--- Document passage ---
————————
Today, Los Angeles Mayor Villaraigosa signs a comprehensive new bike plan for the city. We asked local experts what it means for cyclists.
Despite Los Angeles' near-perfect weather, mostly-flat terrain, and an enthusiastic biking community, cyclists in L.A. still remain second-class citizens behind those piloting automobiles through the city. After yesterday's City Council ruling, that all could change. The 2010 Bike Plan, to be signed this morning, is perhaps the most ambitious pro-cyclist action in L.A. history, designating a 1,680-mile bikeway system and sweeping new bike-friendly policies.
The plan promises several changes for L.A. bikers: the Citywide Bikeway System [PDF] will introduce three new interconnected bike path networks—Backbone (long crosstown routes on busy streets), Neighborhood (short connectors through small streets) and Green (along recreation areas)—throughout the city, a new pledge for Bicycle Friendly Streets will make streets more pleasant for riders and walkers, and a series of education programs and safety policies will help cars and cyclists co-exist (you can download the entire plan here). Of course, this is just a plan, and one that's long overdue—for more on that, read last week's cover story in the LA Weekly. The real challenges may prove to be finding the proper funding to drive the plan towards implementation. That will take some massive commitment on behalf of the city.
But what will these changes really mean for the average L.A. biker? And how does this help Los Angeles move towards a culture that truly values those on two-wheels? I asked several bike experts who have been working closely with the plan to help explain what a plan can do for biking in L.A.
What is a bike plan, and what does it mean for biking in L.A.?
"It's a planning document, a guideline for what new things the Department of Transportation will do to accommodate cyclists over the next decade," says Jennifer Klausner, executive director, Los Angeles County Bicycle Coalition. "But it also heralds the beginning of the cultural shift we have been looking for, because the process of getting the document to this point (greatly improved) has been more collaborative that any bike plan that preceded it, and it has real political support, as evidenced by its unanimous approval."
Painting sharrows on L.A. streets as part of a pilot program. Photo by LACBC
What's the single most important issue the plan addresses?
"By recognizing that bicyclists have different needs, and by addressing them, the plan is something that should improve conditions for everyone who rides a bike to get from point A to point B," says Damien Newton, the editor of LA Streetsblog. "If you need to get across town, the inclusion of the Backbone Bikeway Network ought to help. If you just want to ride locally to the grocery store or to pick the kids up at school, a series of local networks are in place in the plan."
What physical changes will riders start to see?
————————
--- Source material ---
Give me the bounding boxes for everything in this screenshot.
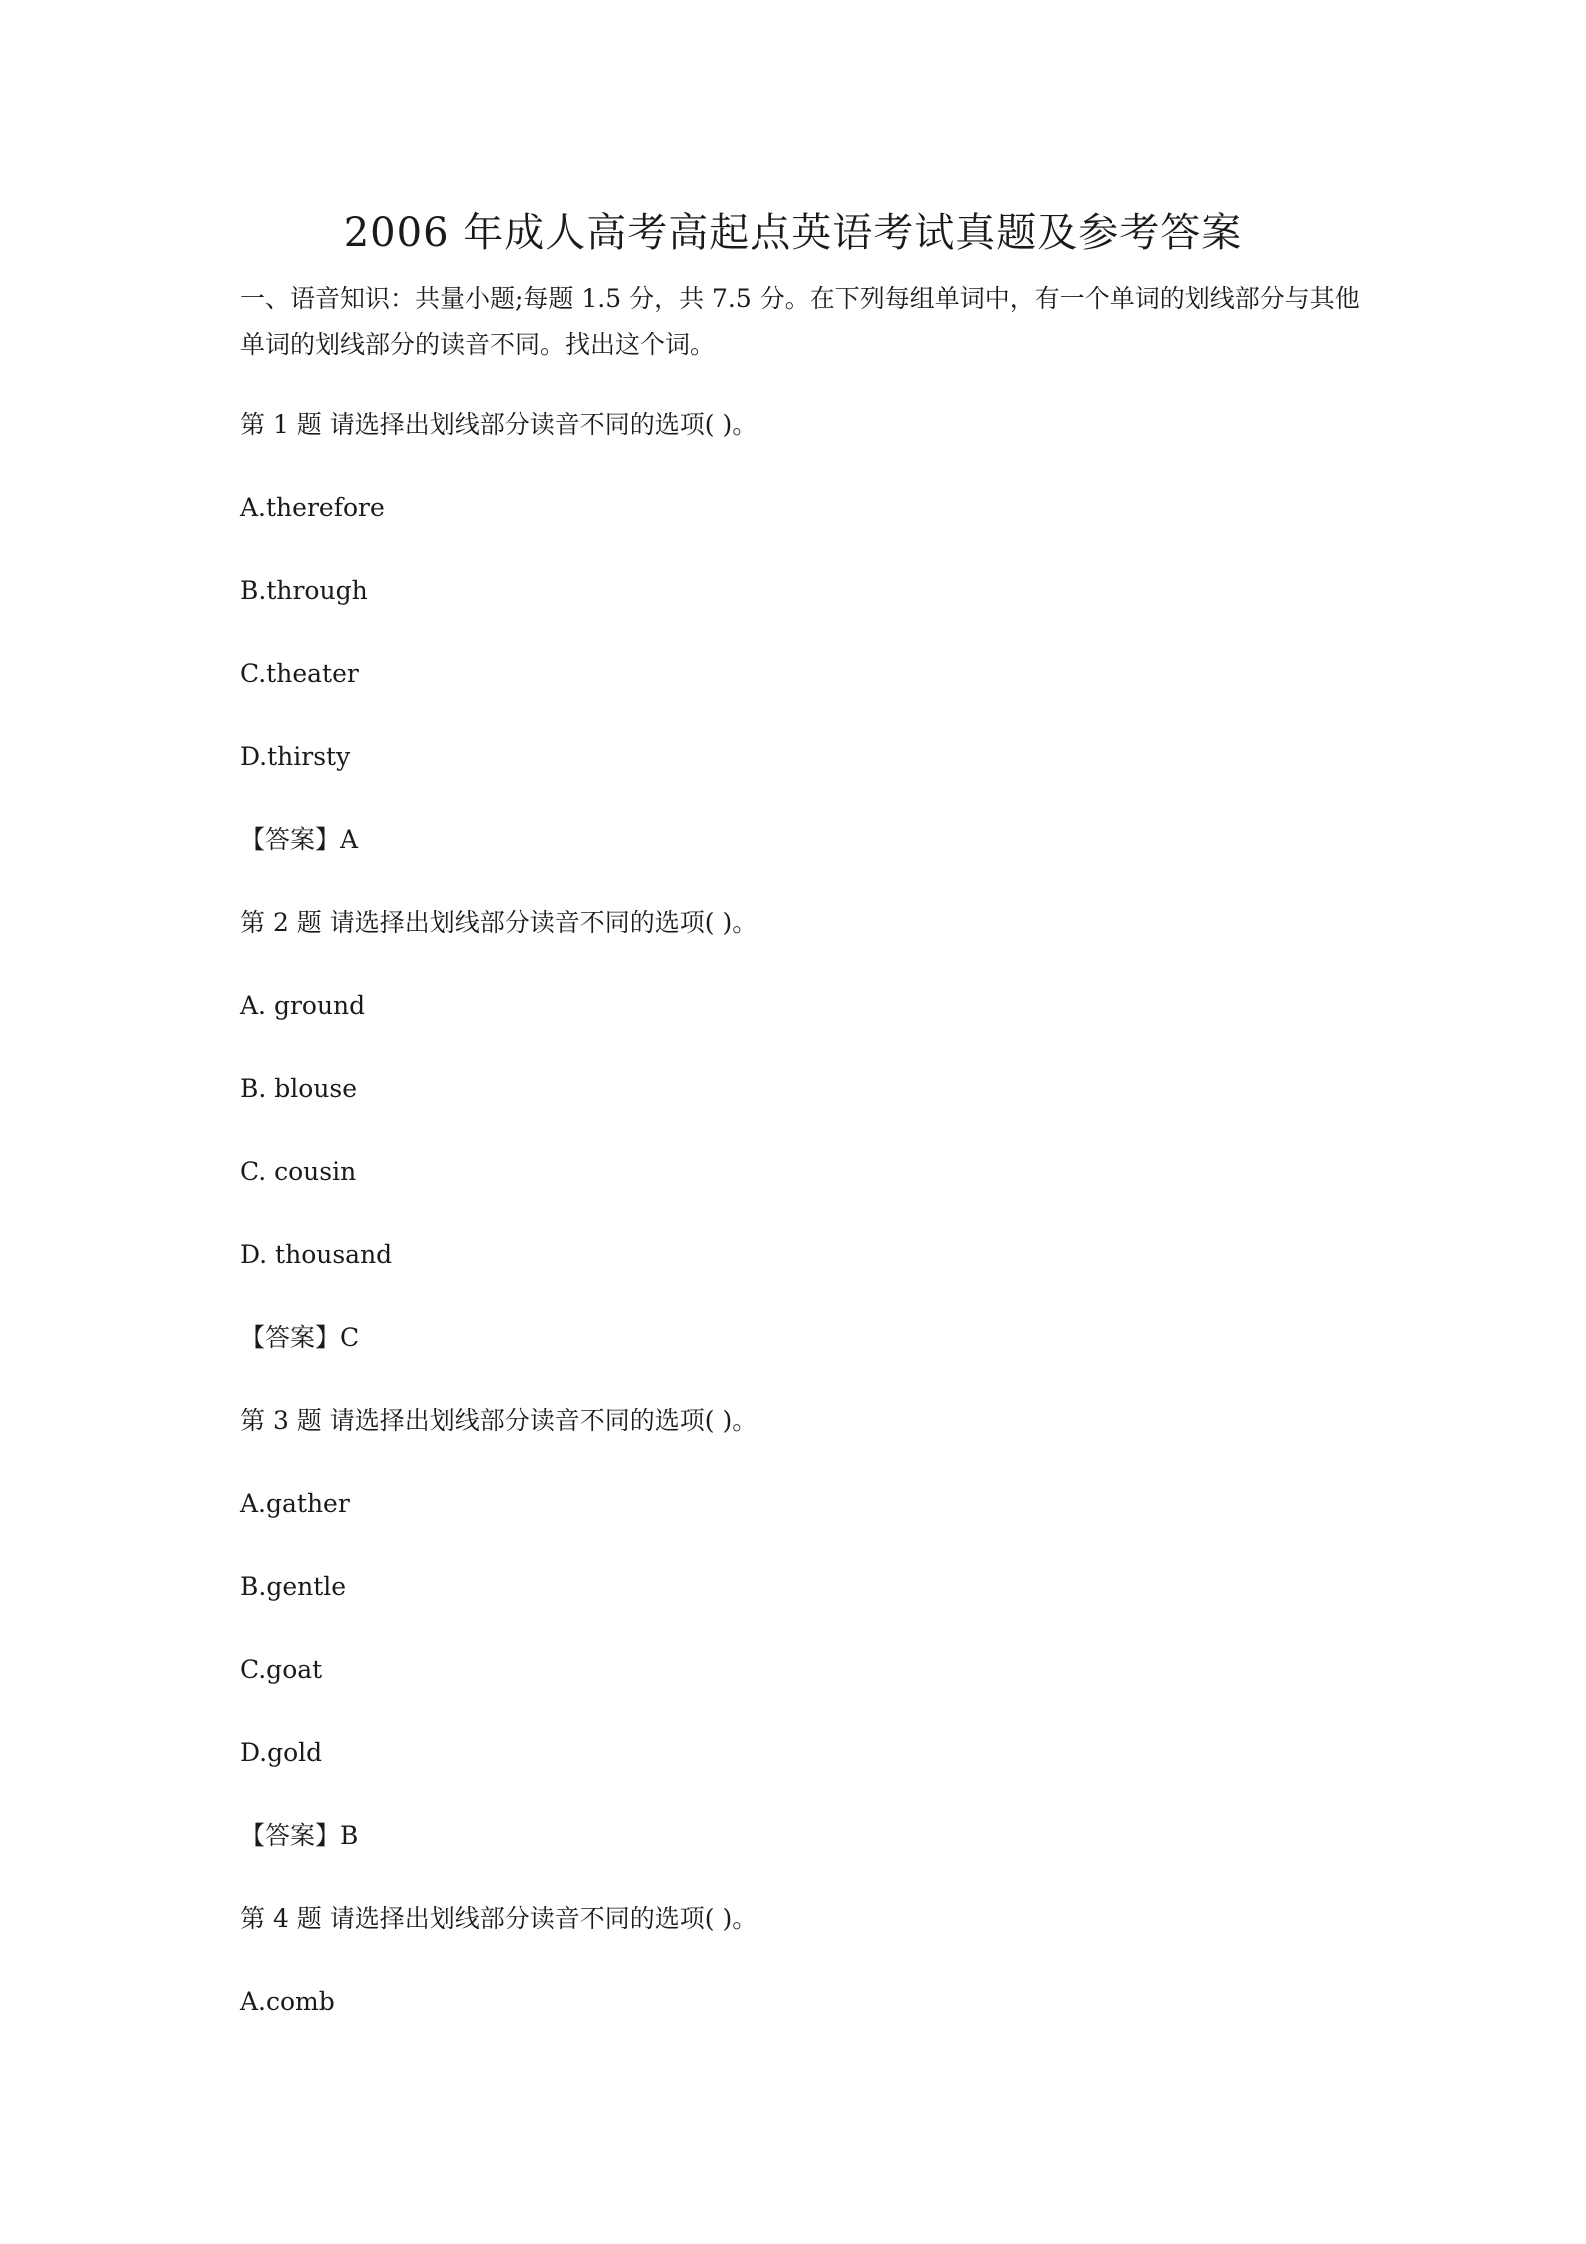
————————
--- Aim ---
Can you retype the Los Angeles bike plan article word for word, from "But what will" up to and including "do for biking in L.A."?

--- Full answer ---
But what will these changes really mean for the average L.A. biker? And how does this help Los Angeles move towards a culture that truly values those on two-wheels? I asked several bike experts who have been working closely with the plan to help explain what a plan can do for biking in L.A.